* _JOB_
Each record that follows should be repeated exactly, minus any images.

* Start DATA LINES *

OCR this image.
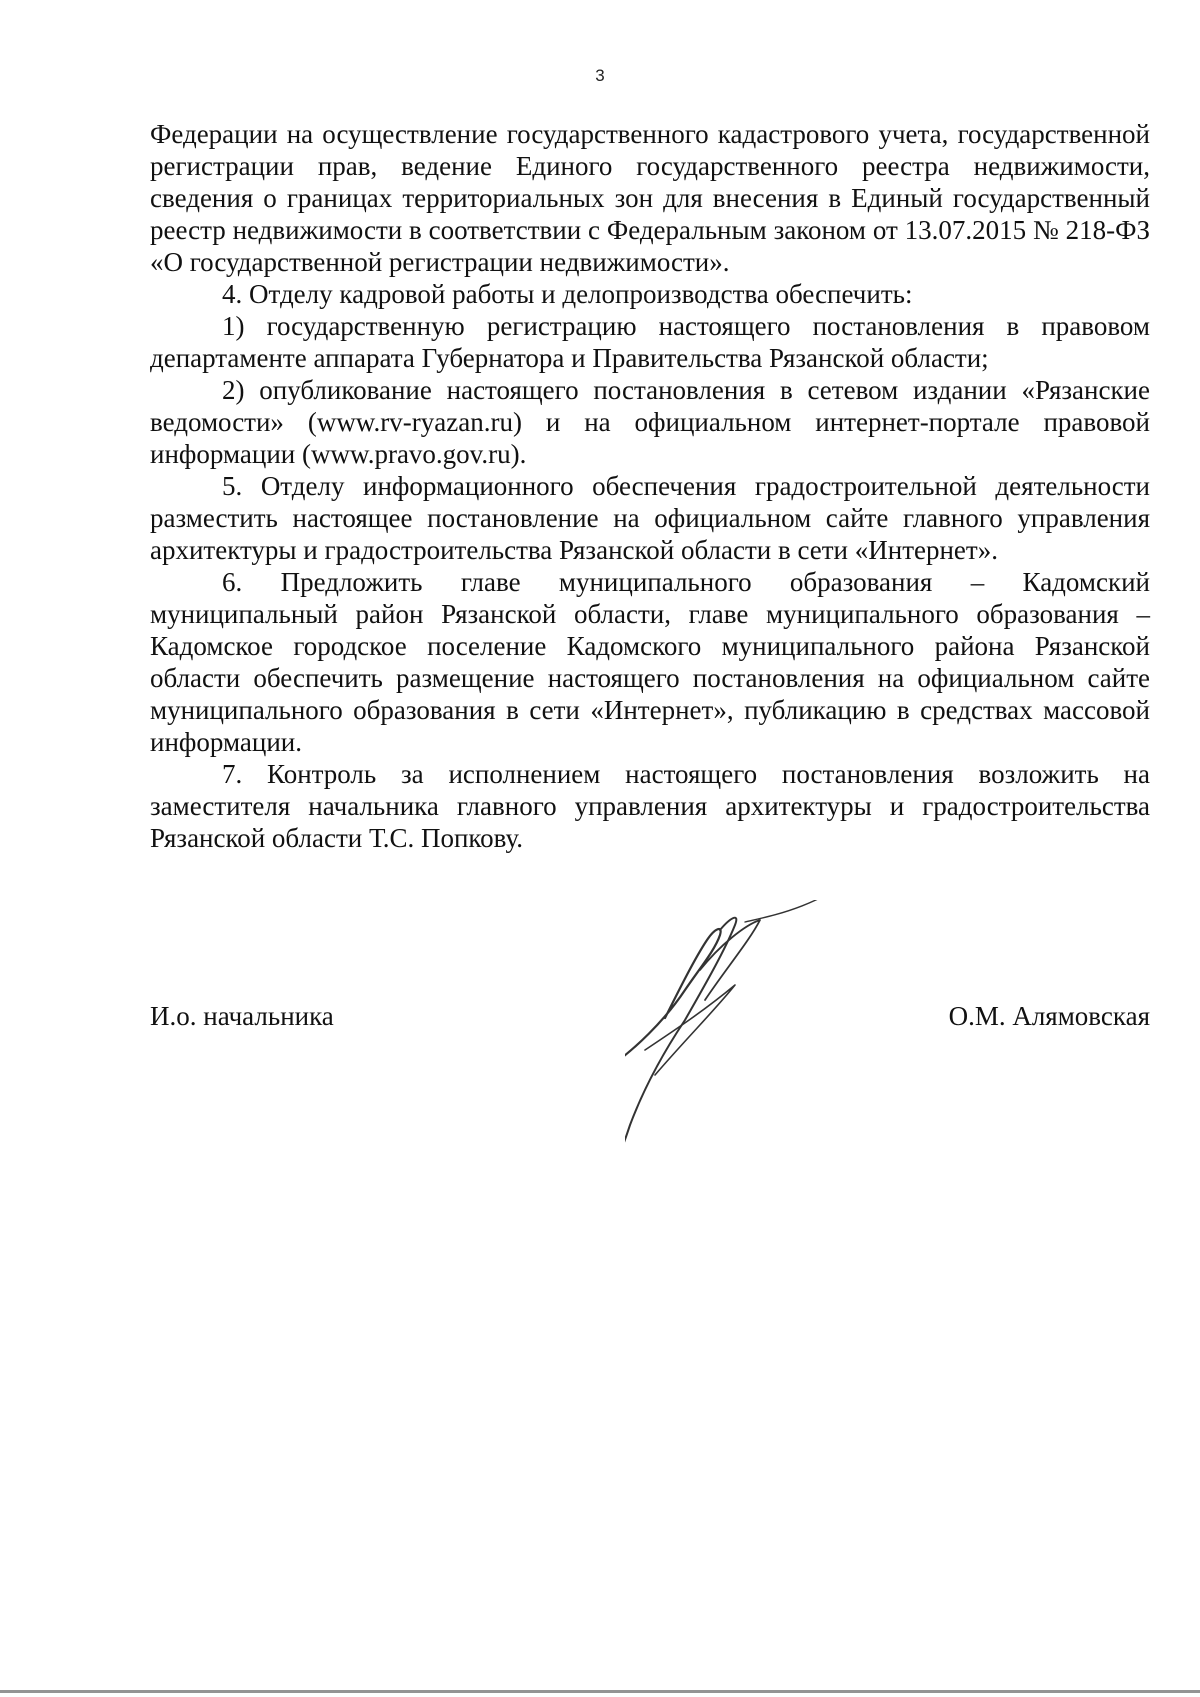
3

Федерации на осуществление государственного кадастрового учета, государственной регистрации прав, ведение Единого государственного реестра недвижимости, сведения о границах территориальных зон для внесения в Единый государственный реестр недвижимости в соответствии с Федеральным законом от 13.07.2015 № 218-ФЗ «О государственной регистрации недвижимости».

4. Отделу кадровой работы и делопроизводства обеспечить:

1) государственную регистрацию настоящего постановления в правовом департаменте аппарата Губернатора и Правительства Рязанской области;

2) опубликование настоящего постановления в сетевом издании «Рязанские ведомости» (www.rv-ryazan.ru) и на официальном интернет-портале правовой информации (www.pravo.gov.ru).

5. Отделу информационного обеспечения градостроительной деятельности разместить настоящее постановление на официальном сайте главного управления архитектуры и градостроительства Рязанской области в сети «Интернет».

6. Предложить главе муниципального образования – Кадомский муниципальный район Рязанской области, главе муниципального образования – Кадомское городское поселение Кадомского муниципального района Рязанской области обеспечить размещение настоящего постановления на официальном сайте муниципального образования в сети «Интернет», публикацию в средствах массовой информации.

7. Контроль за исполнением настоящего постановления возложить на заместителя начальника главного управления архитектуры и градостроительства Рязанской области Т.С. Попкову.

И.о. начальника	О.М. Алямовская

* End DATA LINES *

* _SOLUTION BELOW_
OCR this image.
3

Федерации на осуществление государственного кадастрового учета, государственной регистрации прав, ведение Единого государственного реестра недвижимости, сведения о границах территориальных зон для внесения в Единый государственный реестр недвижимости в соответствии с Федеральным законом от 13.07.2015 № 218-ФЗ «О государственной регистрации недвижимости».

4. Отделу кадровой работы и делопроизводства обеспечить:

1) государственную регистрацию настоящего постановления в правовом департаменте аппарата Губернатора и Правительства Рязанской области;

2) опубликование настоящего постановления в сетевом издании «Рязанские ведомости» (www.rv-ryazan.ru) и на официальном интернет-портале правовой информации (www.pravo.gov.ru).

5. Отделу информационного обеспечения градостроительной деятельности разместить настоящее постановление на официальном сайте главного управления архитектуры и градостроительства Рязанской области в сети «Интернет».

6. Предложить главе муниципального образования – Кадомский муниципальный район Рязанской области, главе муниципального образования – Кадомское городское поселение Кадомского муниципального района Рязанской области обеспечить размещение настоящего постановления на официальном сайте муниципального образования в сети «Интернет», публикацию в средствах массовой информации.

7. Контроль за исполнением настоящего постановления возложить на заместителя начальника главного управления архитектуры и градостроительства Рязанской области Т.С. Попкову.

И.о. начальника	О.М. Алямовская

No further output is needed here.